DATA:
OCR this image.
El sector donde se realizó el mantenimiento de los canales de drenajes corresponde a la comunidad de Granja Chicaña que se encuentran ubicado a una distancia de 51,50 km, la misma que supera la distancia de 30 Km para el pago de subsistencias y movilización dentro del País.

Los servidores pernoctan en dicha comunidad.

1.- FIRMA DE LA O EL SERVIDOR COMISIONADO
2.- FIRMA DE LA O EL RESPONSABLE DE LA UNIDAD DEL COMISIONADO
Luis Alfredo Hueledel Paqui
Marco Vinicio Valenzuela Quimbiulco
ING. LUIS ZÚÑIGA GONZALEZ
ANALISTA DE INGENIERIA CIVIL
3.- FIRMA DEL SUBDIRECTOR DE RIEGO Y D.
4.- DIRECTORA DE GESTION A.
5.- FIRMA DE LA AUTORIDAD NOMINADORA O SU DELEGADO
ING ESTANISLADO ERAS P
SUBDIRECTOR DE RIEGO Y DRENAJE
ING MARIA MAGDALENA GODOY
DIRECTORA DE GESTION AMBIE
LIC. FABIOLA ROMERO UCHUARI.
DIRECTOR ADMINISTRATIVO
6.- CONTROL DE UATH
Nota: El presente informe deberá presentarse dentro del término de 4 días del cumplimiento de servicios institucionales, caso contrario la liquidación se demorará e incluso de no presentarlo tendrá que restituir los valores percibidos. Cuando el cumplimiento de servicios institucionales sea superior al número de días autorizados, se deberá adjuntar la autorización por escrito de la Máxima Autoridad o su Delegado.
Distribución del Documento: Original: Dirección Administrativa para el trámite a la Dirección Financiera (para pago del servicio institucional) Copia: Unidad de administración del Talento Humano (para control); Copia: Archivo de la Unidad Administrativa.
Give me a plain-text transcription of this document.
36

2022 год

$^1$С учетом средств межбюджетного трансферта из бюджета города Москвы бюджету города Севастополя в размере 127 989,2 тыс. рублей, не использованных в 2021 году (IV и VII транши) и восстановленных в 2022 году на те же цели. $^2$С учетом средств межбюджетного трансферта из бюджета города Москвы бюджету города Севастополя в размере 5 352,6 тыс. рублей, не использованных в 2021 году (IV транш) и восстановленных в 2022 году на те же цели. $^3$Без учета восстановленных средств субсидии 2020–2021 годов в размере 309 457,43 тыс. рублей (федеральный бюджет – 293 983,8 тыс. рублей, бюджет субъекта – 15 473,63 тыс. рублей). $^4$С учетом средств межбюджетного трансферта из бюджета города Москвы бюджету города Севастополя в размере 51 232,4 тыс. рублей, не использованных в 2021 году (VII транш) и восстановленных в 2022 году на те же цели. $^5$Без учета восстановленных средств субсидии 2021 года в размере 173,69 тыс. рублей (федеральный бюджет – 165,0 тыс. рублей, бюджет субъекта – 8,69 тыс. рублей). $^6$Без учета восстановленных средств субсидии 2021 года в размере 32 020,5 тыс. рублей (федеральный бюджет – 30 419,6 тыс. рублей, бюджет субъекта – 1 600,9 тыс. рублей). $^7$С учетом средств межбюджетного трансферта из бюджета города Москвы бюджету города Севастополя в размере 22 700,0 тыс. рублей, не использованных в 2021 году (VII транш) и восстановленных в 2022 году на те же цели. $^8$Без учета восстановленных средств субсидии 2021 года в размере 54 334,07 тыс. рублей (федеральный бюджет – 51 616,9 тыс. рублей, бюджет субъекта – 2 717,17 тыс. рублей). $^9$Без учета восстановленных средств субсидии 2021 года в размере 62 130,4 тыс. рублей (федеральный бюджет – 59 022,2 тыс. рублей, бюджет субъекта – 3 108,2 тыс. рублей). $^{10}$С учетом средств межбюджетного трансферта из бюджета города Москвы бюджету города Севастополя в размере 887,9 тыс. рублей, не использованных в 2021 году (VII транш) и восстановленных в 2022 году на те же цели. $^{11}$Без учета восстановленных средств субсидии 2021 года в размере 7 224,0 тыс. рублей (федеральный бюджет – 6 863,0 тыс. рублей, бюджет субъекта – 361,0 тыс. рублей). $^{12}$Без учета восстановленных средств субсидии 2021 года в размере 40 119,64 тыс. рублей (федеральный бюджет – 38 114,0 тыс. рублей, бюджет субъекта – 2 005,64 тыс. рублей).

STATED EXERCISE: Retype the data in full and match it exactly.

SOLUTION TO THE EXERCISE:
OCR this image.
El sector donde se realizó el mantenimiento de los canales de drenajes corresponde a la comunidad de Granja Chicaña que se encuentran ubicado a una distancia de 51,50 km, la misma que supera la distancia de 30 Km para el pago de subsistencias y movilización dentro del País.

Los servidores pernoctan en dicha comunidad.

1.- FIRMA DE LA O EL SERVIDOR COMISIONADO
2.- FIRMA DE LA O EL RESPONSABLE DE LA UNIDAD DEL COMISIONADO
Luis Alfredo Hueledel Paqui
Marco Vinicio Valenzuela Quimbiulco
ING. LUIS ZÚÑIGA GONZALEZ
ANALISTA DE INGENIERIA CIVIL
3.- FIRMA DEL SUBDIRECTOR DE RIEGO Y D.
4.- DIRECTORA DE GESTION A.
5.- FIRMA DE LA AUTORIDAD NOMINADORA O SU DELEGADO
ING ESTANISLADO ERAS P
SUBDIRECTOR DE RIEGO Y DRENAJE
ING MARIA MAGDALENA GODOY
DIRECTORA DE GESTION AMBIE
LIC. FABIOLA ROMERO UCHUARI.
DIRECTOR ADMINISTRATIVO
6.- CONTROL DE UATH
Nota: El presente informe deberá presentarse dentro del término de 4 días del cumplimiento de servicios institucionales, caso contrario la liquidación se demorará e incluso de no presentarlo tendrá que restituir los valores percibidos. Cuando el cumplimiento de servicios institucionales sea superior al número de días autorizados, se deberá adjuntar la autorización por escrito de la Máxima Autoridad o su Delegado.
Distribución del Documento: Original: Dirección Administrativa para el trámite a la Dirección Financiera (para pago del servicio institucional) Copia: Unidad de administración del Talento Humano (para control); Copia: Archivo de la Unidad Administrativa.
Give me a plain-text transcription of this document.
36

2022 год

$^1$С учетом средств межбюджетного трансферта из бюджета города Москвы бюджету города Севастополя в размере 127 989,2 тыс. рублей, не использованных в 2021 году (IV и VII транши) и восстановленных в 2022 году на те же цели. $^2$С учетом средств межбюджетного трансферта из бюджета города Москвы бюджету города Севастополя в размере 5 352,6 тыс. рублей, не использованных в 2021 году (IV транш) и восстановленных в 2022 году на те же цели. $^3$Без учета восстановленных средств субсидии 2020–2021 годов в размере 309 457,43 тыс. рублей (федеральный бюджет – 293 983,8 тыс. рублей, бюджет субъекта – 15 473,63 тыс. рублей). $^4$С учетом средств межбюджетного трансферта из бюджета города Москвы бюджету города Севастополя в размере 51 232,4 тыс. рублей, не использованных в 2021 году (VII транш) и восстановленных в 2022 году на те же цели. $^5$Без учета восстановленных средств субсидии 2021 года в размере 173,69 тыс. рублей (федеральный бюджет – 165,0 тыс. рублей, бюджет субъекта – 8,69 тыс. рублей). $^6$Без учета восстановленных средств субсидии 2021 года в размере 32 020,5 тыс. рублей (федеральный бюджет – 30 419,6 тыс. рублей, бюджет субъекта – 1 600,9 тыс. рублей). $^7$С учетом средств межбюджетного трансферта из бюджета города Москвы бюджету города Севастополя в размере 22 700,0 тыс. рублей, не использованных в 2021 году (VII транш) и восстановленных в 2022 году на те же цели. $^8$Без учета восстановленных средств субсидии 2021 года в размере 54 334,07 тыс. рублей (федеральный бюджет – 51 616,9 тыс. рублей, бюджет субъекта – 2 717,17 тыс. рублей). $^9$Без учета восстановленных средств субсидии 2021 года в размере 62 130,4 тыс. рублей (федеральный бюджет – 59 022,2 тыс. рублей, бюджет субъекта – 3 108,2 тыс. рублей). $^{10}$С учетом средств межбюджетного трансферта из бюджета города Москвы бюджету города Севастополя в размере 887,9 тыс. рублей, не использованных в 2021 году (VII транш) и восстановленных в 2022 году на те же цели. $^{11}$Без учета восстановленных средств субсидии 2021 года в размере 7 224,0 тыс. рублей (федеральный бюджет – 6 863,0 тыс. рублей, бюджет субъекта – 361,0 тыс. рублей). $^{12}$Без учета восстановленных средств субсидии 2021 года в размере 40 119,64 тыс. рублей (федеральный бюджет – 38 114,0 тыс. рублей, бюджет субъекта – 2 005,64 тыс. рублей).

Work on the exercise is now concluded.